# Start of Listing

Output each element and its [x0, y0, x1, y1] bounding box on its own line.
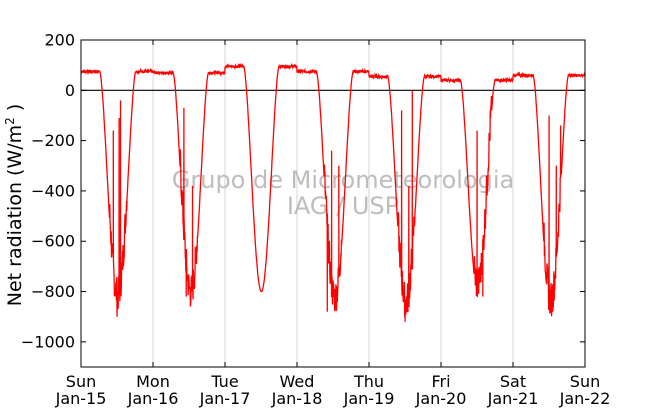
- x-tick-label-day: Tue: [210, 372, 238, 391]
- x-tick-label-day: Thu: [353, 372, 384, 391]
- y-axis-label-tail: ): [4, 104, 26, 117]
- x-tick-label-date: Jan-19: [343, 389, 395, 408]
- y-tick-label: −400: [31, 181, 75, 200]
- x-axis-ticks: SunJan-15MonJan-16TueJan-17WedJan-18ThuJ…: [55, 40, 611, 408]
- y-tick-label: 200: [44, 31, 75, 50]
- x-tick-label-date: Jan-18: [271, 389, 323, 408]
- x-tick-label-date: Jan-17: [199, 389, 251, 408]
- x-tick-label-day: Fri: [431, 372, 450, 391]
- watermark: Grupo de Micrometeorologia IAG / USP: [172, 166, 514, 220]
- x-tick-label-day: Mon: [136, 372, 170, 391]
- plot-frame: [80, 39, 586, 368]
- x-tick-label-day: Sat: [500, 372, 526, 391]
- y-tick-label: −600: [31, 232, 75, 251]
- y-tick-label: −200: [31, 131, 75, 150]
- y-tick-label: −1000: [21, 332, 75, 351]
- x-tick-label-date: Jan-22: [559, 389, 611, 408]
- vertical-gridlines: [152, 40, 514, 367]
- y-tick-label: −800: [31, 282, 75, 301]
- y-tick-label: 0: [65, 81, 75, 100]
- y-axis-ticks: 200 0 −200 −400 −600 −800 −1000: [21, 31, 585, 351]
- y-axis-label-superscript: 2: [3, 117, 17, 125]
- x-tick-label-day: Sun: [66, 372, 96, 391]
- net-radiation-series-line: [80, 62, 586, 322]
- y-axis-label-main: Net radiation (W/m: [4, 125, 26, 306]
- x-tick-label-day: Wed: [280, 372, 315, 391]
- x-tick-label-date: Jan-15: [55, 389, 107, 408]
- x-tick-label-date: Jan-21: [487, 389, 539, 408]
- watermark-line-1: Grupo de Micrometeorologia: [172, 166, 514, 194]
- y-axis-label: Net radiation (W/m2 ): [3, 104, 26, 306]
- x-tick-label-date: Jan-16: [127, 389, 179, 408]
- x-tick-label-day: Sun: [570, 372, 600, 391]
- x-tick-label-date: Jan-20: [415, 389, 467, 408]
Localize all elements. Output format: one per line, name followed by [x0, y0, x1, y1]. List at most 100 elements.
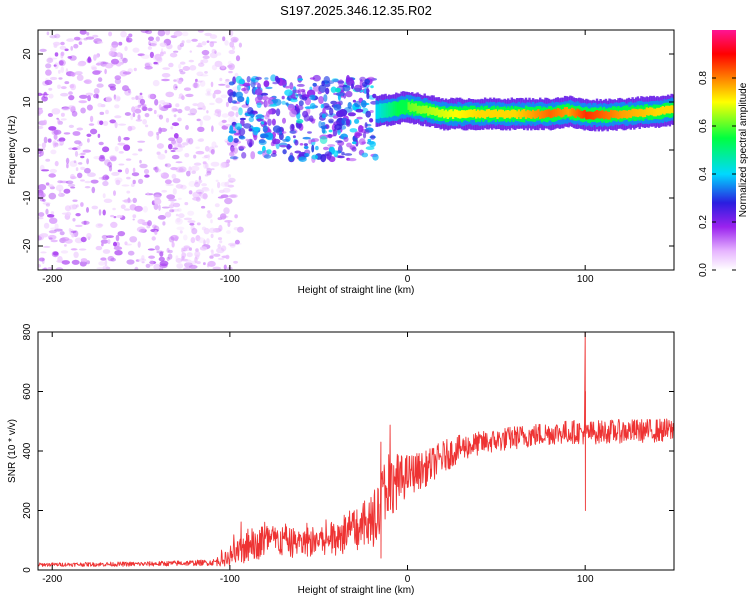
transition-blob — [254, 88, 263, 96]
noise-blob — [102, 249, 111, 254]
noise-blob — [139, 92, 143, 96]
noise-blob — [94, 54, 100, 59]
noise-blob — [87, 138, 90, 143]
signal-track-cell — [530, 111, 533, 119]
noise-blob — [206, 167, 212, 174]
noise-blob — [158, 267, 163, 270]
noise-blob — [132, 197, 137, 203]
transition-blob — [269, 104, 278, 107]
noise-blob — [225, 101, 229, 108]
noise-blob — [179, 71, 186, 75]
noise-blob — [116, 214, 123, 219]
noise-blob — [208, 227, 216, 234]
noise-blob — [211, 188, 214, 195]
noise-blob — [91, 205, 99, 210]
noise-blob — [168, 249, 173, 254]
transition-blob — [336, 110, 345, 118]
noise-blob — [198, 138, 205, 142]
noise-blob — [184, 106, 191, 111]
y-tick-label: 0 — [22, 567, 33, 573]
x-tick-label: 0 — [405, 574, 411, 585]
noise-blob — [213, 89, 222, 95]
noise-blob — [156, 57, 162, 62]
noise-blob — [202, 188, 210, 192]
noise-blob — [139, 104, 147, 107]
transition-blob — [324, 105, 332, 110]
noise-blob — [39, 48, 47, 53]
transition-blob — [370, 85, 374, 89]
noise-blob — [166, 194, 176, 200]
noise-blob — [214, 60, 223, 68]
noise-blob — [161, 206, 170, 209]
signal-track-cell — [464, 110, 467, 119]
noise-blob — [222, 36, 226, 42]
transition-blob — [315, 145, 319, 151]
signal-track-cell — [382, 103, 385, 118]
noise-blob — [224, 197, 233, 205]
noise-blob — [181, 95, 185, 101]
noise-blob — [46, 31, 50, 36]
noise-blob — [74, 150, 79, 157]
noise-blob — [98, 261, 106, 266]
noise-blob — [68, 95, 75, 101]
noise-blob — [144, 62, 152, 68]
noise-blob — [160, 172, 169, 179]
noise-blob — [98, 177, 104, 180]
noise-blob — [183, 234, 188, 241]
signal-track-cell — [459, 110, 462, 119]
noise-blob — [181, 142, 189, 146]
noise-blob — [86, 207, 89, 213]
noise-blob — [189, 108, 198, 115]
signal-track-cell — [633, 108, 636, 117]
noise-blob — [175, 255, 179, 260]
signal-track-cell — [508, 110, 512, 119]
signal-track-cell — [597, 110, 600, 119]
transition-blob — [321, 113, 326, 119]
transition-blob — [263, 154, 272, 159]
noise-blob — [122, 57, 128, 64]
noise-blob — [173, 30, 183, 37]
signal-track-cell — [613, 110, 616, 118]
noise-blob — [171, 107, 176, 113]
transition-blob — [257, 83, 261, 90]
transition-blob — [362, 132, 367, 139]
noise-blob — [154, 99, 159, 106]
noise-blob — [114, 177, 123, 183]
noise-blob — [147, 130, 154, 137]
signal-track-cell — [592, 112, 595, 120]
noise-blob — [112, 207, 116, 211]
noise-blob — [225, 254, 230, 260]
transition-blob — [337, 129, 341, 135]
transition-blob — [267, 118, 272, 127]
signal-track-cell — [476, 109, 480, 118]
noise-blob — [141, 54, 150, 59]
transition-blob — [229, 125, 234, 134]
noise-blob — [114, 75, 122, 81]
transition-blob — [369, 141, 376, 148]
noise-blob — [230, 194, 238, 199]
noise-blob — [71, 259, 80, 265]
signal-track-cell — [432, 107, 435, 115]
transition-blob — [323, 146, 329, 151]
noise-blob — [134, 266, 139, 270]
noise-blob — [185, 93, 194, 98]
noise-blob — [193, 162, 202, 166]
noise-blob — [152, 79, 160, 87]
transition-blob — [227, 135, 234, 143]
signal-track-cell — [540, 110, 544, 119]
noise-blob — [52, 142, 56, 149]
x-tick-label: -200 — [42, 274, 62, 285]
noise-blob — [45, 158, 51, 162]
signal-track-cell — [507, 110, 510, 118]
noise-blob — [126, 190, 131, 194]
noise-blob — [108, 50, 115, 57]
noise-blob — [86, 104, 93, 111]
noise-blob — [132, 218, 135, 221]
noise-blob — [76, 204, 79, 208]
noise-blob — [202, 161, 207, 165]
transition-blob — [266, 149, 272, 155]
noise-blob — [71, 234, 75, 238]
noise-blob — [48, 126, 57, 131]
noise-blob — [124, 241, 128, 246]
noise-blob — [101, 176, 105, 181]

# End of Listing

→ **Stated problem**
Repeat every line of the data above word for word, omitting the pictures.

→ **Reply to the task**
Output each element and its [x0, y0, x1, y1] bounding box on its own line.
- x-tick-label-day: Tue: [210, 372, 238, 391]
- x-tick-label-day: Thu: [353, 372, 384, 391]
- y-axis-label-tail: ): [4, 104, 26, 117]
- x-tick-label-date: Jan-19: [343, 389, 395, 408]
- y-tick-label: −400: [31, 181, 75, 200]
- x-axis-ticks: SunJan-15MonJan-16TueJan-17WedJan-18ThuJ…: [55, 40, 611, 408]
- y-tick-label: 200: [44, 31, 75, 50]
- x-tick-label-date: Jan-18: [271, 389, 323, 408]
- x-tick-label-date: Jan-17: [199, 389, 251, 408]
- x-tick-label-day: Fri: [431, 372, 450, 391]
- watermark: Grupo de Micrometeorologia IAG / USP: [172, 166, 514, 220]
- x-tick-label-day: Mon: [136, 372, 170, 391]
- plot-frame: [80, 39, 586, 368]
- x-tick-label-day: Sat: [500, 372, 526, 391]
- y-tick-label: −600: [31, 232, 75, 251]
- y-tick-label: −200: [31, 131, 75, 150]
- y-tick-label: −1000: [21, 332, 75, 351]
- x-tick-label-date: Jan-22: [559, 389, 611, 408]
- vertical-gridlines: [152, 40, 514, 367]
- y-tick-label: −800: [31, 282, 75, 301]
- y-tick-label: 0: [65, 81, 75, 100]
- y-axis-ticks: 200 0 −200 −400 −600 −800 −1000: [21, 31, 585, 351]
- y-axis-label-superscript: 2: [3, 117, 17, 125]
- x-tick-label-day: Sun: [66, 372, 96, 391]
- net-radiation-series-line: [80, 62, 586, 322]
- y-axis-label-main: Net radiation (W/m: [4, 125, 26, 306]
- x-tick-label-day: Wed: [280, 372, 315, 391]
- x-tick-label-date: Jan-15: [55, 389, 107, 408]
- x-tick-label-date: Jan-21: [487, 389, 539, 408]
- watermark-line-1: Grupo de Micrometeorologia: [172, 166, 514, 194]
- y-axis-label: Net radiation (W/m2 ): [3, 104, 26, 306]
- x-tick-label-date: Jan-16: [127, 389, 179, 408]
- x-tick-label-day: Sun: [570, 372, 600, 391]
- x-tick-label-date: Jan-20: [415, 389, 467, 408]
Localize all elements. Output format: one per line, name followed by [x0, y0, x1, y1]. List at most 100 elements.
transition-blob — [254, 88, 263, 96]
noise-blob — [102, 249, 111, 254]
noise-blob — [139, 92, 143, 96]
noise-blob — [94, 54, 100, 59]
noise-blob — [87, 138, 90, 143]
signal-track-cell — [530, 111, 533, 119]
noise-blob — [206, 167, 212, 174]
noise-blob — [158, 267, 163, 270]
noise-blob — [132, 197, 137, 203]
transition-blob — [269, 104, 278, 107]
noise-blob — [225, 101, 229, 108]
noise-blob — [179, 71, 186, 75]
noise-blob — [116, 214, 123, 219]
noise-blob — [208, 227, 216, 234]
noise-blob — [211, 188, 214, 195]
noise-blob — [91, 205, 99, 210]
noise-blob — [168, 249, 173, 254]
transition-blob — [336, 110, 345, 118]
noise-blob — [198, 138, 205, 142]
noise-blob — [184, 106, 191, 111]
y-tick-label: 0 — [22, 567, 33, 573]
x-tick-label: 0 — [405, 574, 411, 585]
noise-blob — [213, 89, 222, 95]
noise-blob — [156, 57, 162, 62]
noise-blob — [202, 188, 210, 192]
noise-blob — [139, 104, 147, 107]
transition-blob — [324, 105, 332, 110]
noise-blob — [39, 48, 47, 53]
transition-blob — [370, 85, 374, 89]
noise-blob — [166, 194, 176, 200]
noise-blob — [214, 60, 223, 68]
noise-blob — [161, 206, 170, 209]
signal-track-cell — [464, 110, 467, 119]
noise-blob — [222, 36, 226, 42]
transition-blob — [315, 145, 319, 151]
signal-track-cell — [382, 103, 385, 118]
noise-blob — [224, 197, 233, 205]
noise-blob — [181, 95, 185, 101]
noise-blob — [46, 31, 50, 36]
noise-blob — [74, 150, 79, 157]
noise-blob — [98, 261, 106, 266]
noise-blob — [68, 95, 75, 101]
noise-blob — [144, 62, 152, 68]
noise-blob — [160, 172, 169, 179]
noise-blob — [98, 177, 104, 180]
noise-blob — [183, 234, 188, 241]
signal-track-cell — [459, 110, 462, 119]
noise-blob — [181, 142, 189, 146]
noise-blob — [86, 207, 89, 213]
noise-blob — [189, 108, 198, 115]
signal-track-cell — [633, 108, 636, 117]
noise-blob — [175, 255, 179, 260]
signal-track-cell — [508, 110, 512, 119]
signal-track-cell — [597, 110, 600, 119]
transition-blob — [321, 113, 326, 119]
transition-blob — [263, 154, 272, 159]
noise-blob — [122, 57, 128, 64]
noise-blob — [173, 30, 183, 37]
signal-track-cell — [613, 110, 616, 118]
noise-blob — [171, 107, 176, 113]
transition-blob — [257, 83, 261, 90]
transition-blob — [362, 132, 367, 139]
noise-blob — [154, 99, 159, 106]
noise-blob — [114, 177, 123, 183]
noise-blob — [147, 130, 154, 137]
signal-track-cell — [592, 112, 595, 120]
noise-blob — [112, 207, 116, 211]
noise-blob — [225, 254, 230, 260]
transition-blob — [337, 129, 341, 135]
transition-blob — [267, 118, 272, 127]
signal-track-cell — [476, 109, 480, 118]
noise-blob — [141, 54, 150, 59]
transition-blob — [229, 125, 234, 134]
noise-blob — [114, 75, 122, 81]
transition-blob — [369, 141, 376, 148]
noise-blob — [230, 194, 238, 199]
noise-blob — [71, 259, 80, 265]
signal-track-cell — [432, 107, 435, 115]
transition-blob — [323, 146, 329, 151]
noise-blob — [134, 266, 139, 270]
noise-blob — [185, 93, 194, 98]
noise-blob — [193, 162, 202, 166]
noise-blob — [152, 79, 160, 87]
transition-blob — [227, 135, 234, 143]
signal-track-cell — [540, 110, 544, 119]
noise-blob — [52, 142, 56, 149]
x-tick-label: -200 — [42, 274, 62, 285]
noise-blob — [45, 158, 51, 162]
signal-track-cell — [507, 110, 510, 118]
noise-blob — [126, 190, 131, 194]
noise-blob — [108, 50, 115, 57]
noise-blob — [86, 104, 93, 111]
noise-blob — [132, 218, 135, 221]
noise-blob — [76, 204, 79, 208]
noise-blob — [202, 161, 207, 165]
transition-blob — [266, 149, 272, 155]
noise-blob — [71, 234, 75, 238]
noise-blob — [48, 126, 57, 131]
noise-blob — [124, 241, 128, 246]
noise-blob — [101, 176, 105, 181]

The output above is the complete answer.